What is expected ▸ Switch every "chevron-down-icon" to "arrow-down-icon" in the entries from the line with "trigger-title: When a" to the line with "add-new-parameter-dropdown[interactable]: Add new", leaving everything else as it is. Give back only those lines.

— Begin Entries —

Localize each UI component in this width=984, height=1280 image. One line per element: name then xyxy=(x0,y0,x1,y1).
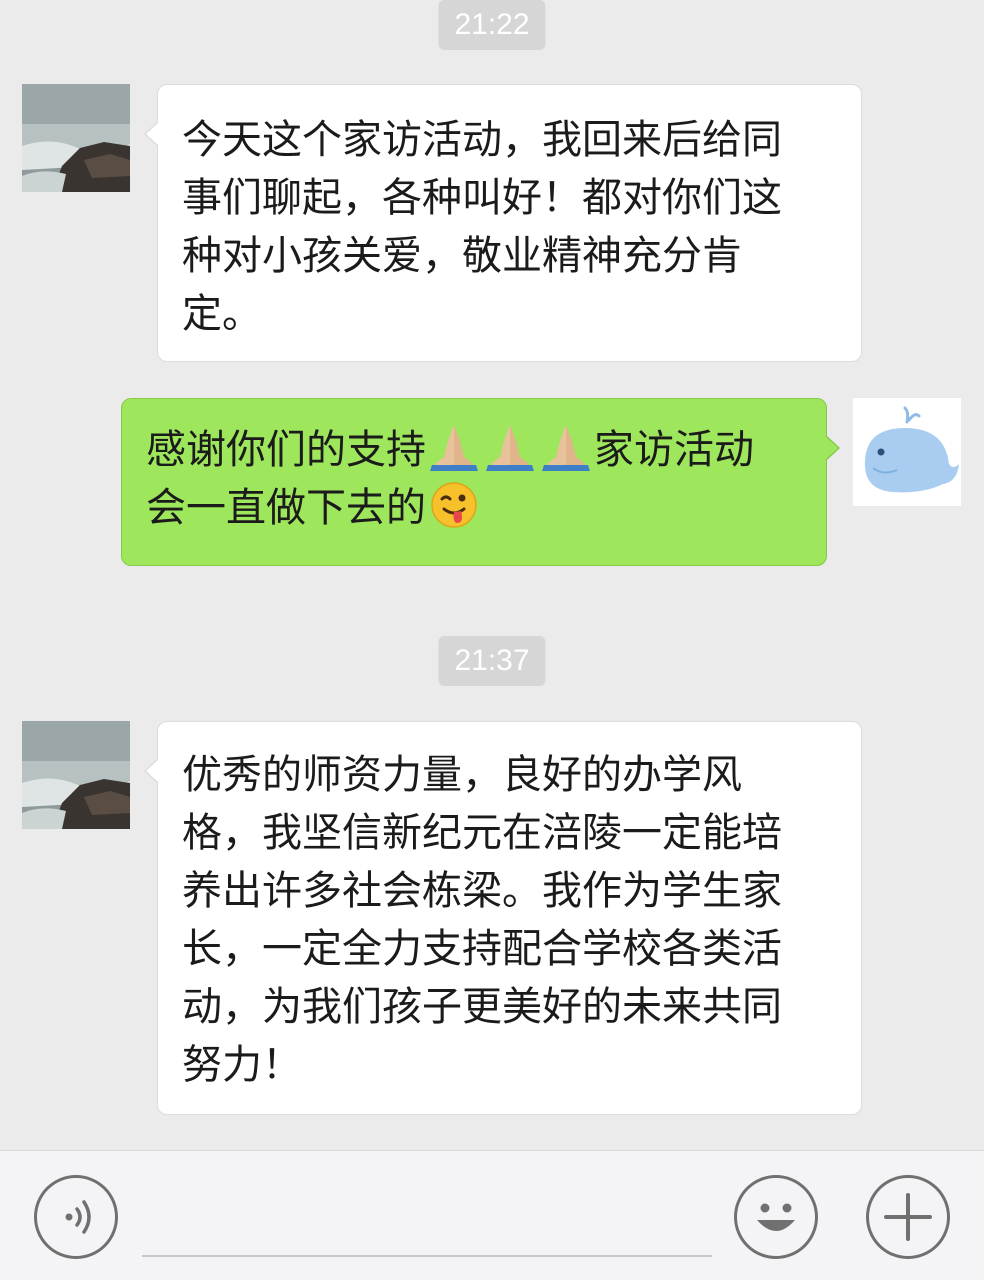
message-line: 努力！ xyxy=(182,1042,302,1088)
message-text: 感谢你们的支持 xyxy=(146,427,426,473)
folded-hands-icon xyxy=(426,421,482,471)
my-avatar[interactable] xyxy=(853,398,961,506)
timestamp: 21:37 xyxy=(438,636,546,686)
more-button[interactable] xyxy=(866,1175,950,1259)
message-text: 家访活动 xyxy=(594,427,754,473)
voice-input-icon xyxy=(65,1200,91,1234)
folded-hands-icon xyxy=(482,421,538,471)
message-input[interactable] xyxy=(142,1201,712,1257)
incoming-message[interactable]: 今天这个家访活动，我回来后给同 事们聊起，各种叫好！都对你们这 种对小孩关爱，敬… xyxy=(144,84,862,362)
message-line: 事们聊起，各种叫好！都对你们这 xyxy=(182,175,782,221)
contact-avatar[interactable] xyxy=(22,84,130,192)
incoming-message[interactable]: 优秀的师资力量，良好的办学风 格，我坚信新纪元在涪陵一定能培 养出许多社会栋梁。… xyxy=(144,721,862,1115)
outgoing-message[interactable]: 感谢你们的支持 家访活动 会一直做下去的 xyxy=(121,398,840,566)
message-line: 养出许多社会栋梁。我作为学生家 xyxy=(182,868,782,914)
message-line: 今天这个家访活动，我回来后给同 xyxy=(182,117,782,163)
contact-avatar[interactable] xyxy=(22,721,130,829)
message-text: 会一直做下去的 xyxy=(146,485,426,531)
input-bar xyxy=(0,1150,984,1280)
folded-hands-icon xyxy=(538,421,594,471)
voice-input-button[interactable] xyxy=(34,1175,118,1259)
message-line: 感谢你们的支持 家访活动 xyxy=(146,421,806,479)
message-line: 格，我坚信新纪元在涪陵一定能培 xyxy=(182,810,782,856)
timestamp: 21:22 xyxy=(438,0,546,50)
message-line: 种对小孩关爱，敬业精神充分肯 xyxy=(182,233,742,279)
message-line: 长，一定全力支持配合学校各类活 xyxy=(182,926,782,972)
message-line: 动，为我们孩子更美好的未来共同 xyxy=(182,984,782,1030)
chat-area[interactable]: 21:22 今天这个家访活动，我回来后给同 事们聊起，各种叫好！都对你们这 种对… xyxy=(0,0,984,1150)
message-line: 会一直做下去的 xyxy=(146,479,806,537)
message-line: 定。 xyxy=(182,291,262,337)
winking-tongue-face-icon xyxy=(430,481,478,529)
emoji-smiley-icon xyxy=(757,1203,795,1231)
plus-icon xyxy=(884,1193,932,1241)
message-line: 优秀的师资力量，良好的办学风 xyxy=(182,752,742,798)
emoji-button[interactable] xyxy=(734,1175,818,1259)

— End Entries —
— Begin Entries —

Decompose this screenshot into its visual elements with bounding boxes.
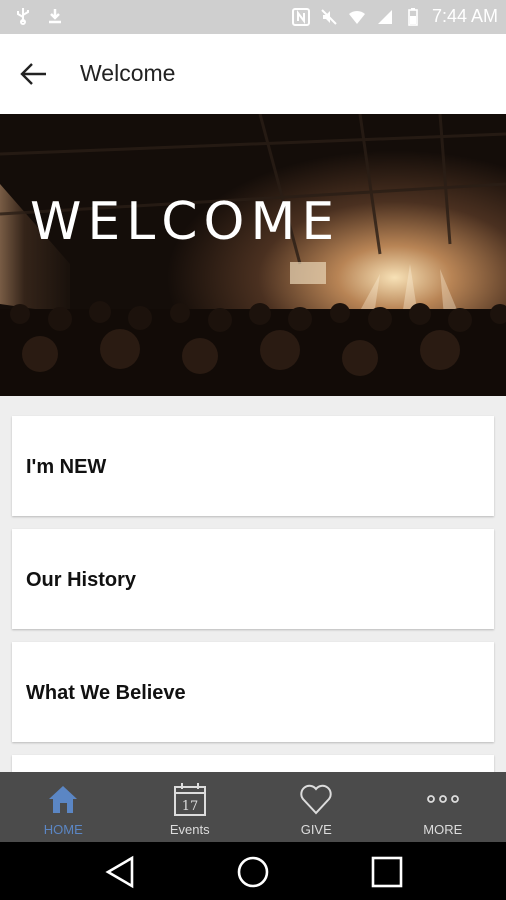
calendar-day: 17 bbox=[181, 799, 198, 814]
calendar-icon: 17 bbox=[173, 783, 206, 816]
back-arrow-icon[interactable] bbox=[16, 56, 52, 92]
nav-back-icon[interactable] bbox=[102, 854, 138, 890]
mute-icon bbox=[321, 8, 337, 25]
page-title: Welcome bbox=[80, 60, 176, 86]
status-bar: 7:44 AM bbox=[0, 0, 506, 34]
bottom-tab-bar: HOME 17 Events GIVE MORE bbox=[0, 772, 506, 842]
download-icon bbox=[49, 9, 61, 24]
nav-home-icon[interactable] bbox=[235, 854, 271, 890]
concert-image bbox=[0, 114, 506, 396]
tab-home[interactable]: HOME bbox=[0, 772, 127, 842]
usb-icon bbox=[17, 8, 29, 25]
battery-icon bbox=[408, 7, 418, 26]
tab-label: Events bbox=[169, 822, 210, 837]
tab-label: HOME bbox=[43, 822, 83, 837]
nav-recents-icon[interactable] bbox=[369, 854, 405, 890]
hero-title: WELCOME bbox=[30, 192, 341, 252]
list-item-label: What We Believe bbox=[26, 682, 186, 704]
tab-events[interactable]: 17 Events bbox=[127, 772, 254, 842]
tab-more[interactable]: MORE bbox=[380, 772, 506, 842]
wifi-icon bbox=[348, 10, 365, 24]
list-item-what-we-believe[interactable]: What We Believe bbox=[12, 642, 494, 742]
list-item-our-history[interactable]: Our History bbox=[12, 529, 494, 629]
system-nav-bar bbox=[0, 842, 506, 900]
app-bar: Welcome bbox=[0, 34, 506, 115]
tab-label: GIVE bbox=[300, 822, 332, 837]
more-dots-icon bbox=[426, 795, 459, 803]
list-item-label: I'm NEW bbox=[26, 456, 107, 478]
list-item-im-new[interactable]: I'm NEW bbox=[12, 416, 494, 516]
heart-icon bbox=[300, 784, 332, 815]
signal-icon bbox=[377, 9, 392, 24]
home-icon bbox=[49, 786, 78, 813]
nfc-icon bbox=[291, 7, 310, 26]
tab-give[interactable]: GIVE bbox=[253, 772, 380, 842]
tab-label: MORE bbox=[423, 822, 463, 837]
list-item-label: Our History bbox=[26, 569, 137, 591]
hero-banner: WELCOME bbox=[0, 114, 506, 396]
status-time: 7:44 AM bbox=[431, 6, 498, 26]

— End Entries —
— Begin Entries —

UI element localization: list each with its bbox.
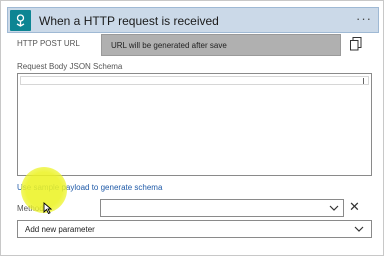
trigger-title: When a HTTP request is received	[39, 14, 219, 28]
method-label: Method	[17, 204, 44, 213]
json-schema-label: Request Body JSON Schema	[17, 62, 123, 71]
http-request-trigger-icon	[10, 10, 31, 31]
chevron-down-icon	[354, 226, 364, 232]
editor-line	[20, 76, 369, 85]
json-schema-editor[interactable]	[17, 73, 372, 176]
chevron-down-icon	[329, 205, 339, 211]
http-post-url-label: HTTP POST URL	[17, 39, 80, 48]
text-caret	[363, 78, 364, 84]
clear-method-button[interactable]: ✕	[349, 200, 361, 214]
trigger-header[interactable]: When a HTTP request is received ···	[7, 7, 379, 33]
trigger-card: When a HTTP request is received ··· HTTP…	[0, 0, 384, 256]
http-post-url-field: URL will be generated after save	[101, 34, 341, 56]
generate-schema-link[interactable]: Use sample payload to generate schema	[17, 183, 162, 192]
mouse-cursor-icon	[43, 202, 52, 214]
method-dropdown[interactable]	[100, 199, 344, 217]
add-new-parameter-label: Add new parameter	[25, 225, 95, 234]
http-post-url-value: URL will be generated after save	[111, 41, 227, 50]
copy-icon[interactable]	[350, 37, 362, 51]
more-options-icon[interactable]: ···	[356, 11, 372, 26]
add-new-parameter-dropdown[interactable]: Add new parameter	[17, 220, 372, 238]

— End Entries —

Exercise result ▸
trigger-title: When a HTTP request is received	[39, 14, 219, 28]
method-label: Method	[17, 204, 44, 213]
json-schema-label: Request Body JSON Schema	[17, 62, 123, 71]
http-request-trigger-icon	[10, 10, 31, 31]
arrow-down-icon	[354, 226, 364, 232]
editor-line	[20, 76, 369, 85]
json-schema-editor[interactable]	[17, 73, 372, 176]
arrow-down-icon	[329, 205, 339, 211]
http-post-url-label: HTTP POST URL	[17, 39, 80, 48]
text-caret	[363, 78, 364, 84]
clear-method-button[interactable]: ✕	[349, 200, 361, 214]
trigger-header[interactable]: When a HTTP request is received ···	[7, 7, 379, 33]
trigger-card: When a HTTP request is received ··· HTTP…	[0, 0, 384, 256]
http-post-url-field: URL will be generated after save	[101, 34, 341, 56]
generate-schema-link[interactable]: Use sample payload to generate schema	[17, 183, 162, 192]
mouse-cursor-icon	[43, 202, 52, 214]
method-dropdown[interactable]	[100, 199, 344, 217]
add-new-parameter-label: Add new parameter	[25, 225, 95, 234]
http-post-url-value: URL will be generated after save	[111, 41, 227, 50]
copy-icon[interactable]	[350, 37, 362, 51]
more-options-icon[interactable]: ···	[356, 11, 372, 26]
add-new-parameter-dropdown[interactable]: Add new parameter	[17, 220, 372, 238]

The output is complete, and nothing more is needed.